Quote all of the data exactly as given. Skip every picture it contains.

— Start Supplied records —

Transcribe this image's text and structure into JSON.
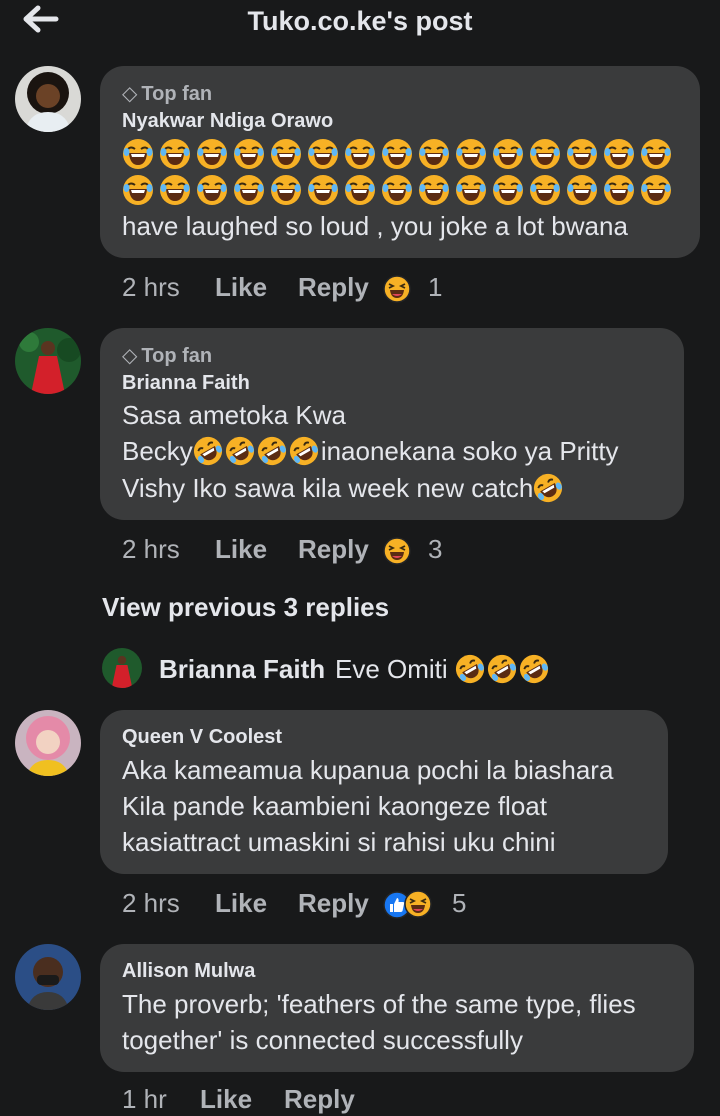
{
  "header": {
    "title": "Tuko.co.ke's post"
  },
  "comments": [
    {
      "badge": "Top fan",
      "author": "Nyakwar Ndiga Orawo",
      "emoji_line_count": 15,
      "text": "have laughed so loud , you joke a lot bwana",
      "time": "2 hrs",
      "like": "Like",
      "reply": "Reply",
      "reactions": "1"
    },
    {
      "badge": "Top fan",
      "author": "Brianna Faith",
      "line1": "Sasa ametoka Kwa",
      "line2_a": "Becky",
      "line2_b": "inaonekana soko ya Pritty",
      "line3": "Vishy Iko sawa kila week new catch",
      "time": "2 hrs",
      "like": "Like",
      "reply": "Reply",
      "reactions": "3"
    },
    {
      "author": "Queen V Coolest",
      "line1": "Aka kameamua kupanua pochi la biashara",
      "line2": "Kila pande kaambieni kaongeze float",
      "line3": "kasiattract umaskini si rahisi uku chini",
      "time": "2 hrs",
      "like": "Like",
      "reply": "Reply",
      "reactions": "5"
    },
    {
      "author": "Allison Mulwa",
      "line1": "The proverb; 'feathers of the same type, flies",
      "line2": "together' is connected successfully",
      "time": "1 hr",
      "like": "Like",
      "reply": "Reply"
    }
  ],
  "view_previous": "View previous 3 replies",
  "reply_preview": {
    "author": "Brianna Faith",
    "text": "Eve Omiti"
  },
  "icons": {
    "back": "arrow-left-icon",
    "top_fan": "diamond-icon",
    "laugh": "laughing-emoji",
    "rofl": "rofl-emoji",
    "like": "like-thumb-icon"
  },
  "colors": {
    "background": "#18191a",
    "bubble": "#3a3b3c",
    "secondary_text": "#b0b3b8",
    "like_blue": "#1877f2",
    "emoji_yellow": "#f7b125"
  }
}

— End Supplied records —

Answer to this task
Transcribe this image's text and structure into JSON.
{
  "header": {
    "title": "Tuko.co.ke's post"
  },
  "comments": [
    {
      "badge": "Top fan",
      "author": "Nyakwar Ndiga Orawo",
      "emoji_line_count": 15,
      "text": "have laughed so loud , you joke a lot bwana",
      "time": "2 hrs",
      "like": "Like",
      "reply": "Reply",
      "reactions": "1"
    },
    {
      "badge": "Top fan",
      "author": "Brianna Faith",
      "line1": "Sasa ametoka Kwa",
      "line2_a": "Becky",
      "line2_b": "inaonekana soko ya Pritty",
      "line3": "Vishy Iko sawa kila week new catch",
      "time": "2 hrs",
      "like": "Like",
      "reply": "Reply",
      "reactions": "3"
    },
    {
      "author": "Queen V Coolest",
      "line1": "Aka kameamua kupanua pochi la biashara",
      "line2": "Kila pande kaambieni kaongeze float",
      "line3": "kasiattract umaskini si rahisi uku chini",
      "time": "2 hrs",
      "like": "Like",
      "reply": "Reply",
      "reactions": "5"
    },
    {
      "author": "Allison Mulwa",
      "line1": "The proverb; 'feathers of the same type, flies",
      "line2": "together' is connected successfully",
      "time": "1 hr",
      "like": "Like",
      "reply": "Reply"
    }
  ],
  "view_previous": "View previous 3 replies",
  "reply_preview": {
    "author": "Brianna Faith",
    "text": "Eve Omiti"
  },
  "icons": {
    "back": "arrow-left-icon",
    "top_fan": "diamond-icon",
    "laugh": "laughing-emoji",
    "rofl": "rofl-emoji",
    "like": "like-thumb-icon"
  },
  "colors": {
    "background": "#18191a",
    "bubble": "#3a3b3c",
    "secondary_text": "#b0b3b8",
    "like_blue": "#1877f2",
    "emoji_yellow": "#f7b125"
  }
}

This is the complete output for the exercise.